Required task -> Copy the material that follows word for word and omit its pictures.

-- Start of Dataset rows --

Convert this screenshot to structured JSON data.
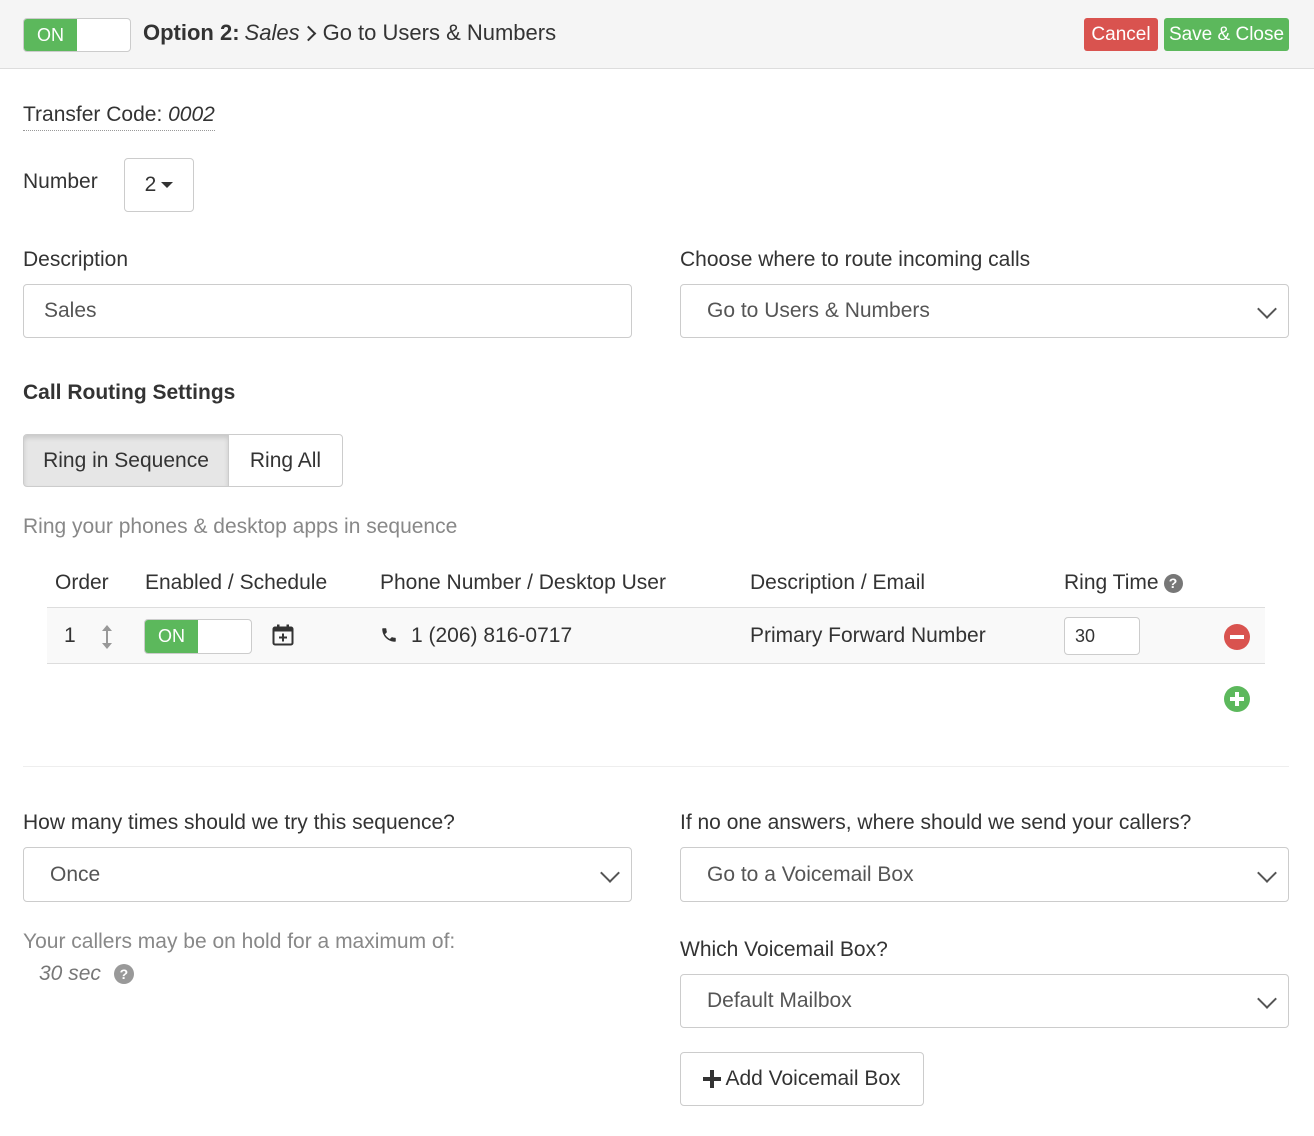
{
  "header": {
    "toggle_label": "ON",
    "title_prefix": "Option 2:",
    "title_name": "Sales",
    "title_separator": ">",
    "title_destination": "Go to Users & Numbers",
    "cancel_label": "Cancel",
    "save_label": "Save & Close"
  },
  "transfer": {
    "label": "Transfer Code:",
    "code": "0002"
  },
  "number": {
    "label": "Number",
    "value": "2"
  },
  "description": {
    "label": "Description",
    "value": "Sales"
  },
  "route": {
    "label": "Choose where to route incoming calls",
    "value": "Go to Users & Numbers"
  },
  "routing": {
    "heading": "Call Routing Settings",
    "modes": [
      "Ring in Sequence",
      "Ring All"
    ],
    "active_mode": "Ring in Sequence",
    "hint": "Ring your phones & desktop apps in sequence"
  },
  "table": {
    "headers": {
      "order": "Order",
      "enabled": "Enabled / Schedule",
      "phone": "Phone Number / Desktop User",
      "description": "Description / Email",
      "ring_time": "Ring Time"
    },
    "rows": [
      {
        "order": "1",
        "toggle": "ON",
        "phone": "1 (206) 816-0717",
        "description": "Primary Forward Number",
        "ring_time": "30"
      }
    ]
  },
  "attempts": {
    "label": "How many times should we try this sequence?",
    "value": "Once"
  },
  "hold": {
    "label": "Your callers may be on hold for a maximum of:",
    "value": "30 sec"
  },
  "no_answer": {
    "label": "If no one answers, where should we send your callers?",
    "value": "Go to a Voicemail Box"
  },
  "voicemail": {
    "label": "Which Voicemail Box?",
    "value": "Default Mailbox",
    "add_label": "Add Voicemail Box"
  },
  "colors": {
    "green": "#5cb85c",
    "red": "#d9534f",
    "header_bg": "#f5f5f5",
    "border": "#cccccc"
  },
  "icons": [
    "sort-arrows-icon",
    "calendar-plus-icon",
    "phone-icon",
    "question-circle-icon",
    "minus-circle-icon",
    "plus-circle-icon",
    "plus-icon",
    "chevron-down-icon",
    "caret-down-icon"
  ]
}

-- End of Dataset rows --

Response ->
Convert this screenshot to structured JSON data.
{
  "header": {
    "toggle_label": "ON",
    "title_prefix": "Option 2:",
    "title_name": "Sales",
    "title_separator": ">",
    "title_destination": "Go to Users & Numbers",
    "cancel_label": "Cancel",
    "save_label": "Save & Close"
  },
  "transfer": {
    "label": "Transfer Code:",
    "code": "0002"
  },
  "number": {
    "label": "Number",
    "value": "2"
  },
  "description": {
    "label": "Description",
    "value": "Sales"
  },
  "route": {
    "label": "Choose where to route incoming calls",
    "value": "Go to Users & Numbers"
  },
  "routing": {
    "heading": "Call Routing Settings",
    "modes": [
      "Ring in Sequence",
      "Ring All"
    ],
    "active_mode": "Ring in Sequence",
    "hint": "Ring your phones & desktop apps in sequence"
  },
  "table": {
    "headers": {
      "order": "Order",
      "enabled": "Enabled / Schedule",
      "phone": "Phone Number / Desktop User",
      "description": "Description / Email",
      "ring_time": "Ring Time"
    },
    "rows": [
      {
        "order": "1",
        "toggle": "ON",
        "phone": "1 (206) 816-0717",
        "description": "Primary Forward Number",
        "ring_time": "30"
      }
    ]
  },
  "attempts": {
    "label": "How many times should we try this sequence?",
    "value": "Once"
  },
  "hold": {
    "label": "Your callers may be on hold for a maximum of:",
    "value": "30 sec"
  },
  "no_answer": {
    "label": "If no one answers, where should we send your callers?",
    "value": "Go to a Voicemail Box"
  },
  "voicemail": {
    "label": "Which Voicemail Box?",
    "value": "Default Mailbox",
    "add_label": "Add Voicemail Box"
  },
  "colors": {
    "green": "#5cb85c",
    "red": "#d9534f",
    "header_bg": "#f5f5f5",
    "border": "#cccccc"
  },
  "icons": [
    "sort-arrows-icon",
    "calendar-plus-icon",
    "phone-icon",
    "question-circle-icon",
    "minus-circle-icon",
    "plus-circle-icon",
    "plus-icon",
    "chevron-down-icon",
    "caret-down-icon"
  ]
}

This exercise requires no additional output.